> [Task instructions]: Return every line of the records below verbatim, with no pictures in the copy.

━━━━

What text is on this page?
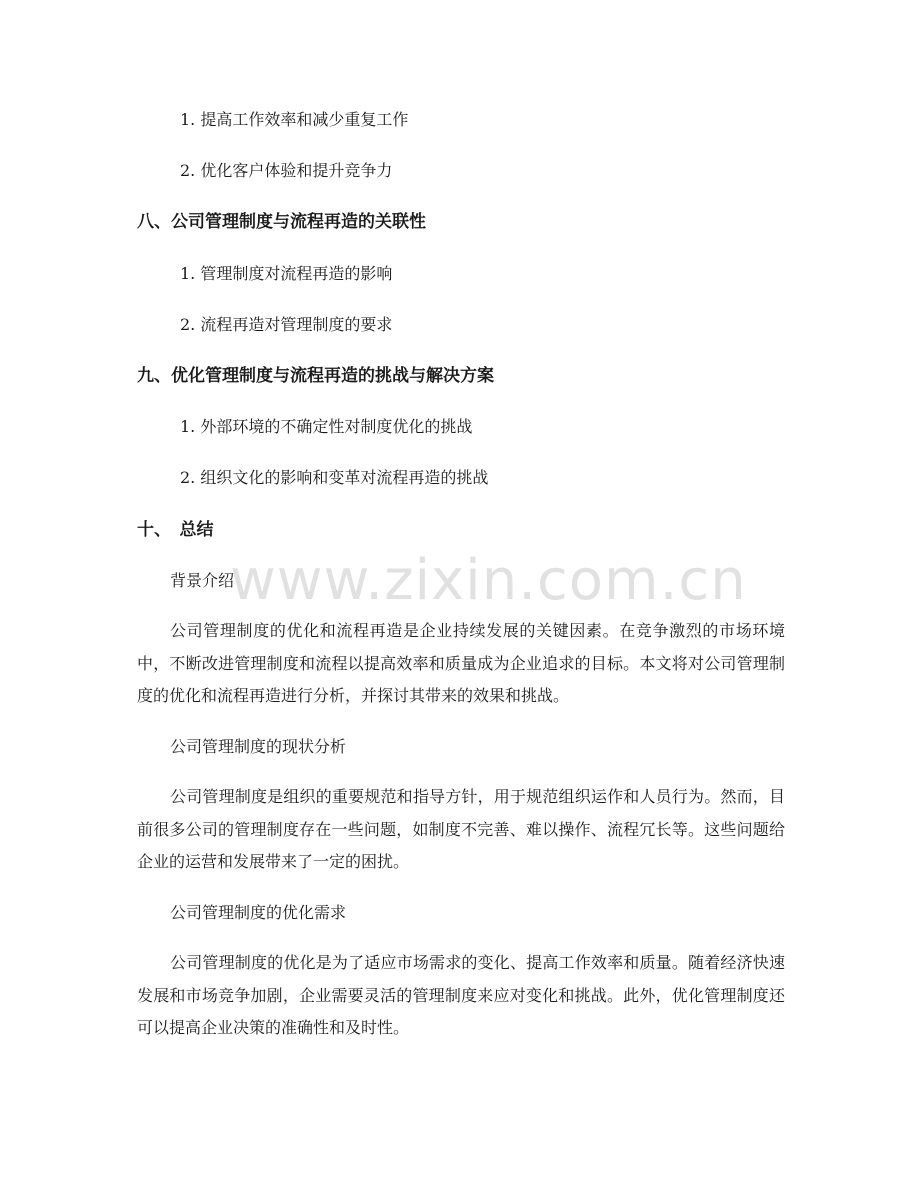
1. 提高工作效率和减少重复工作
2. 优化客户体验和提升竞争力
八、公司管理制度与流程再造的关联性
1. 管理制度对流程再造的影响
2. 流程再造对管理制度的要求
九、优化管理制度与流程再造的挑战与解决方案
1. 外部环境的不确定性对制度优化的挑战
2. 组织文化的影响和变革对流程再造的挑战
十、　总结
背景介绍

公司管理制度的优化和流程再造是企业持续发展的关键因素。在竞争激烈的市场环境中，不断改进管理制度和流程以提高效率和质量成为企业追求的目标。本文将对公司管理制度的优化和流程再造进行分析，并探讨其带来的效果和挑战。

公司管理制度的现状分析

公司管理制度是组织的重要规范和指导方针，用于规范组织运作和人员行为。然而，目前很多公司的管理制度存在一些问题，如制度不完善、难以操作、流程冗长等。这些问题给企业的运营和发展带来了一定的困扰。

公司管理制度的优化需求

公司管理制度的优化是为了适应市场需求的变化、提高工作效率和质量。随着经济快速发展和市场竞争加剧，企业需要灵活的管理制度来应对变化和挑战。此外，优化管理制度还可以提高企业决策的准确性和及时性。

www.zixin.com.cn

━━━━

> [Answer to the exercise]:
What text is on this page?
1. 提高工作效率和减少重复工作
2. 优化客户体验和提升竞争力
八、公司管理制度与流程再造的关联性
1. 管理制度对流程再造的影响
2. 流程再造对管理制度的要求
九、优化管理制度与流程再造的挑战与解决方案
1. 外部环境的不确定性对制度优化的挑战
2. 组织文化的影响和变革对流程再造的挑战
十、　总结
背景介绍

公司管理制度的优化和流程再造是企业持续发展的关键因素。在竞争激烈的市场环境中，不断改进管理制度和流程以提高效率和质量成为企业追求的目标。本文将对公司管理制度的优化和流程再造进行分析，并探讨其带来的效果和挑战。

公司管理制度的现状分析

公司管理制度是组织的重要规范和指导方针，用于规范组织运作和人员行为。然而，目前很多公司的管理制度存在一些问题，如制度不完善、难以操作、流程冗长等。这些问题给企业的运营和发展带来了一定的困扰。

公司管理制度的优化需求

公司管理制度的优化是为了适应市场需求的变化、提高工作效率和质量。随着经济快速发展和市场竞争加剧，企业需要灵活的管理制度来应对变化和挑战。此外，优化管理制度还可以提高企业决策的准确性和及时性。

www.zixin.com.cn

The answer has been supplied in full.